## begin Input material

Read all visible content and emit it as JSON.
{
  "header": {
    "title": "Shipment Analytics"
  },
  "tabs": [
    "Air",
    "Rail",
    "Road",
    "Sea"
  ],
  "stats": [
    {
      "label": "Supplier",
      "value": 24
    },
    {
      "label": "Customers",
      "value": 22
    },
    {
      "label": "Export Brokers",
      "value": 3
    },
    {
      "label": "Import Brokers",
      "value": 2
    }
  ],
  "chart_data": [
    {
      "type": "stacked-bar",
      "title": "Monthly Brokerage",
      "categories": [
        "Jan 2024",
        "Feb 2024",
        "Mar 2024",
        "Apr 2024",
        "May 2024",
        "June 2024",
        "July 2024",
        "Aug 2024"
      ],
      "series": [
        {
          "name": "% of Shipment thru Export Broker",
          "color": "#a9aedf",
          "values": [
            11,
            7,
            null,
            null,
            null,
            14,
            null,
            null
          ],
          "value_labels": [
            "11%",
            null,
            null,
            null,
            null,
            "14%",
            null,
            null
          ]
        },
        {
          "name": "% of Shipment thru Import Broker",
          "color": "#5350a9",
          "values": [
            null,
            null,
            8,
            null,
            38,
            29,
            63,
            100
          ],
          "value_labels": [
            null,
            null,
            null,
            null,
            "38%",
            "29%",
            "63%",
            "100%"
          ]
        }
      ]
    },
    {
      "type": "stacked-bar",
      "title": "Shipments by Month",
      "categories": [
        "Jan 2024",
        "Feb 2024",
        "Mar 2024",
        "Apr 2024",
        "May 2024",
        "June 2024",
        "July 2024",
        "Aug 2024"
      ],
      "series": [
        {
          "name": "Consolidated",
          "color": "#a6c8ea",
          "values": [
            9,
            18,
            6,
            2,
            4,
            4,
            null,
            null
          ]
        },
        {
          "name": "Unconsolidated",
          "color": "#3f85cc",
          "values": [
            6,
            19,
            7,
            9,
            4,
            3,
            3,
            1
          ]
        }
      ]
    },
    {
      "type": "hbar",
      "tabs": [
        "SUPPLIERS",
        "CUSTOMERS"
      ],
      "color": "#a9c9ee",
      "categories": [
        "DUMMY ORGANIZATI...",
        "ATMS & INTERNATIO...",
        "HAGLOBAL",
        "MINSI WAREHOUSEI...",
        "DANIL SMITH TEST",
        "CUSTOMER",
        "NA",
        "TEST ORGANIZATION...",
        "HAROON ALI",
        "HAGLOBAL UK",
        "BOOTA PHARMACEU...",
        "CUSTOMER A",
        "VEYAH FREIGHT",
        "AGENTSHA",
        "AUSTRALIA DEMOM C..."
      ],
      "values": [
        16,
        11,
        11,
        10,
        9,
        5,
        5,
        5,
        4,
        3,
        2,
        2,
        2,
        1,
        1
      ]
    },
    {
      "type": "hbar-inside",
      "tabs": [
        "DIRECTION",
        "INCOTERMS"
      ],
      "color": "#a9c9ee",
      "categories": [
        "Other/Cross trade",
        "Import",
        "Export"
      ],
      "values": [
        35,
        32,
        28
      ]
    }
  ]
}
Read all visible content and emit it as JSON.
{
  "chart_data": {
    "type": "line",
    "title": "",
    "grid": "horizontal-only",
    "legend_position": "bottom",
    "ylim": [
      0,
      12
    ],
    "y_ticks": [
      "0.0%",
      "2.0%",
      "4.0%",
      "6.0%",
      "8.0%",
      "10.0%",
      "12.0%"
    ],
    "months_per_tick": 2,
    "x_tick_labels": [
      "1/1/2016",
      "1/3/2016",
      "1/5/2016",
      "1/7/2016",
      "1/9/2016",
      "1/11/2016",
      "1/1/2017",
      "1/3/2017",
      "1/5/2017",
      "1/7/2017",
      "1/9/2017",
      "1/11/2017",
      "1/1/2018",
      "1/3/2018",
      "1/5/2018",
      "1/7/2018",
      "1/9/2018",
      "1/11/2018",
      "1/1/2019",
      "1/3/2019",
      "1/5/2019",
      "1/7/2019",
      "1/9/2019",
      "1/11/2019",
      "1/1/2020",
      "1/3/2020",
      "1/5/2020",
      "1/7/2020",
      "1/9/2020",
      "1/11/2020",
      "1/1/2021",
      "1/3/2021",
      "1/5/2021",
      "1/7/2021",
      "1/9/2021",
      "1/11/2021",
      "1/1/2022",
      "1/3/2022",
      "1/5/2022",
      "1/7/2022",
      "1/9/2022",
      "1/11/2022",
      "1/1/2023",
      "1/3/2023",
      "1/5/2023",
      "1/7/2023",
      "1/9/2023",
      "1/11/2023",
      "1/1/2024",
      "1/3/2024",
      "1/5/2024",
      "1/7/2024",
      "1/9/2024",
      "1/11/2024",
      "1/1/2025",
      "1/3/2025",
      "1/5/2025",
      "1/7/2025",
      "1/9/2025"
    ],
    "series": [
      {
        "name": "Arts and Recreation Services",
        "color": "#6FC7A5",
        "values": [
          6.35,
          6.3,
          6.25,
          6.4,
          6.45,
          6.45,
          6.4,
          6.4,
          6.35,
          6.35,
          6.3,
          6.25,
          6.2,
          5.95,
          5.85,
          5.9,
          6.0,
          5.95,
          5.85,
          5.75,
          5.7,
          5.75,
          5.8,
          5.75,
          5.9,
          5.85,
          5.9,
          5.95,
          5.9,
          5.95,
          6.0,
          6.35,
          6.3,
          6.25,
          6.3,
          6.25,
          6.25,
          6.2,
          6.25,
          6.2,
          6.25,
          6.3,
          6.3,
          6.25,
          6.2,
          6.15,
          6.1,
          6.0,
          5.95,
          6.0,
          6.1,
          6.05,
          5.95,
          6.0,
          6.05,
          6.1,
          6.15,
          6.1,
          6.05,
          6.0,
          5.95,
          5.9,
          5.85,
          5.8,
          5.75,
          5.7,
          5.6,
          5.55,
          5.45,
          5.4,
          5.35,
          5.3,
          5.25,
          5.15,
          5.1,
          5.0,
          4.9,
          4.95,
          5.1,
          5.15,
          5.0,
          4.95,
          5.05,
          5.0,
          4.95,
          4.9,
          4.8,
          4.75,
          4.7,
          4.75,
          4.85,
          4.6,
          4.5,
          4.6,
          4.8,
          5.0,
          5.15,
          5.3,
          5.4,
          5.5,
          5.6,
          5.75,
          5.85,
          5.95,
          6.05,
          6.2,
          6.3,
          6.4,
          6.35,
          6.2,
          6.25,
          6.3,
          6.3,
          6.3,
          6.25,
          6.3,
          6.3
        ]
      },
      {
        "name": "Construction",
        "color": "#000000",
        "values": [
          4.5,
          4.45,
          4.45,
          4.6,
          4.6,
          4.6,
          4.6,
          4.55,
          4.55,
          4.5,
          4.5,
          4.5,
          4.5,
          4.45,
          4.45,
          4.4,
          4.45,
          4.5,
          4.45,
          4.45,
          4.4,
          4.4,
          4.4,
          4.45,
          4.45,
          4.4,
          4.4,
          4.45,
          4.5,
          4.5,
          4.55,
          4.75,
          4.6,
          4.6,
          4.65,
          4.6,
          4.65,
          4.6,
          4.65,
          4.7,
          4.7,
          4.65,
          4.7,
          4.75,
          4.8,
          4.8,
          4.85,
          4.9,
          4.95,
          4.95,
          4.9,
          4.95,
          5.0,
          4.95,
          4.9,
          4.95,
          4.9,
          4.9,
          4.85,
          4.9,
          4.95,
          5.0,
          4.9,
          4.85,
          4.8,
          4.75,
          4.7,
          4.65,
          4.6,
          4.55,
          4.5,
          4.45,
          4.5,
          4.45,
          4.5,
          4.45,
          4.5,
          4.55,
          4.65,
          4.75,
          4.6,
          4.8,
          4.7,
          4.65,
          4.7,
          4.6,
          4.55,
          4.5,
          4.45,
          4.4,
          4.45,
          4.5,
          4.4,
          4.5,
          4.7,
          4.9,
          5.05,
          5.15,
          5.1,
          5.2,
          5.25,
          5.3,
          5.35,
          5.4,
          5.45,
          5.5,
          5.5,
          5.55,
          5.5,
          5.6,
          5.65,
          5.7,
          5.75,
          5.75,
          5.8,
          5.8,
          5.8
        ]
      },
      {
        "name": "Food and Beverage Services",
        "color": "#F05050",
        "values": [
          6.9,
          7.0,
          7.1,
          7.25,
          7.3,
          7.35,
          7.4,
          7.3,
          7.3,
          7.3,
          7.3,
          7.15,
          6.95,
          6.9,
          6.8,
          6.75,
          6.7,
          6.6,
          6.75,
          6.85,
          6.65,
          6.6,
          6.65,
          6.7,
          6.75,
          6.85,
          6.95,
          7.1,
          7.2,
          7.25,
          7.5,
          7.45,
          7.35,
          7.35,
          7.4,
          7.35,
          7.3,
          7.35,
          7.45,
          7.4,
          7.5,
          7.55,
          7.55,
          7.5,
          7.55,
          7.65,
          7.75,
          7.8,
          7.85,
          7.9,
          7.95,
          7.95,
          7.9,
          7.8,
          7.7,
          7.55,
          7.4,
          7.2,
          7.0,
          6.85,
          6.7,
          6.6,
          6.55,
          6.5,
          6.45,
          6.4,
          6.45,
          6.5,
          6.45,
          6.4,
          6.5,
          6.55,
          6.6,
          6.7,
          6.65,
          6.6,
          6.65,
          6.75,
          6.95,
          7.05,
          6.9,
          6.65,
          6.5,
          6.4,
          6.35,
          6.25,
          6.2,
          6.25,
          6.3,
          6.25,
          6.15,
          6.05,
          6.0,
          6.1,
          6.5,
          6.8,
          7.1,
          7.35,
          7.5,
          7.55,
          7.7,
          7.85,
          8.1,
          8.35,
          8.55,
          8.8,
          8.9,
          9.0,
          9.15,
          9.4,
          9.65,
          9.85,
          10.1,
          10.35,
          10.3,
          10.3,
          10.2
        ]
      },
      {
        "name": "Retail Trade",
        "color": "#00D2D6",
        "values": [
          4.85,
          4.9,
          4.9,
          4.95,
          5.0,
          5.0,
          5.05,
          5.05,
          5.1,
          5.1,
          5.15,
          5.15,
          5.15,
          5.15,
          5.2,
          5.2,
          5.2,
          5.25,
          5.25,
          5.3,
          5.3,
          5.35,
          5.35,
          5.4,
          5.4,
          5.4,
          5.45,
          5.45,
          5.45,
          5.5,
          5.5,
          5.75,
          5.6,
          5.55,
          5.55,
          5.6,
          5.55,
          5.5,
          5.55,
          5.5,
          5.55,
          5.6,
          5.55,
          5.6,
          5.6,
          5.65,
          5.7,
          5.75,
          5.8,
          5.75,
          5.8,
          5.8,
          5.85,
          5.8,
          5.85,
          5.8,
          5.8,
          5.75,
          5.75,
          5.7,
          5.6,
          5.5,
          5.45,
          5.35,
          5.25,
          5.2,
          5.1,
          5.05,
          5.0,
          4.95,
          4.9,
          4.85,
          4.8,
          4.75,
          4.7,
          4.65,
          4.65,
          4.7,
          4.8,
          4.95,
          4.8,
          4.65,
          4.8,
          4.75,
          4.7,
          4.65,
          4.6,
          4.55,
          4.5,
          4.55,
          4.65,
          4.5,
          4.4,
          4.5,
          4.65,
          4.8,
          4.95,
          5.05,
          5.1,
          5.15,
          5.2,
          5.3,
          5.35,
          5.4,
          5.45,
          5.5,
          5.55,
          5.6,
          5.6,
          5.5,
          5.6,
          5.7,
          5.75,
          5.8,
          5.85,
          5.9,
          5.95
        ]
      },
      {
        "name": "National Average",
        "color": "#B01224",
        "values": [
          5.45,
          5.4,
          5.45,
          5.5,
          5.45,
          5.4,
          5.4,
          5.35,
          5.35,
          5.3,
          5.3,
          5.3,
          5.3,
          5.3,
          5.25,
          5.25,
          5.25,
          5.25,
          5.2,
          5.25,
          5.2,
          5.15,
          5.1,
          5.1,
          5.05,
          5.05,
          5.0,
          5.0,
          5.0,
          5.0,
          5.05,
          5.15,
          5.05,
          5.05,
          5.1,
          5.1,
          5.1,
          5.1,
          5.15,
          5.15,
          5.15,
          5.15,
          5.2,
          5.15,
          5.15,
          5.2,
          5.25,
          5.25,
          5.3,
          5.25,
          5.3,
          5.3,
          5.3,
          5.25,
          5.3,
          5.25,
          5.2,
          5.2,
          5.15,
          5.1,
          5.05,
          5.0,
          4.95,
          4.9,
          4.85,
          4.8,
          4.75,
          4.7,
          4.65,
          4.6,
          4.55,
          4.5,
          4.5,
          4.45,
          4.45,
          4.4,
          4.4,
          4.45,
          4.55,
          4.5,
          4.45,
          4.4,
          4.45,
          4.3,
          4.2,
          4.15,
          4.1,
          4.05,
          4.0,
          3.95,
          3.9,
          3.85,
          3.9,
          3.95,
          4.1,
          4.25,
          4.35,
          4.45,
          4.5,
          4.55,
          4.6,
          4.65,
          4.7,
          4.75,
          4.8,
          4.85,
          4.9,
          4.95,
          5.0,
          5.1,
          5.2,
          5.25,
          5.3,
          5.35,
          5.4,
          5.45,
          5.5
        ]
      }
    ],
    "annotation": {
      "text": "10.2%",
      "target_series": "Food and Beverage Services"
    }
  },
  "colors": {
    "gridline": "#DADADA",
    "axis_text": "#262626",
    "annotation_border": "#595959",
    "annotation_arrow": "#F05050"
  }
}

## end Input material

Locate the word "thru" in the entries, and copy every line where it is found.

          "name": "% of Shipment thru Export Broker",
          "name": "% of Shipment thru Import Broker",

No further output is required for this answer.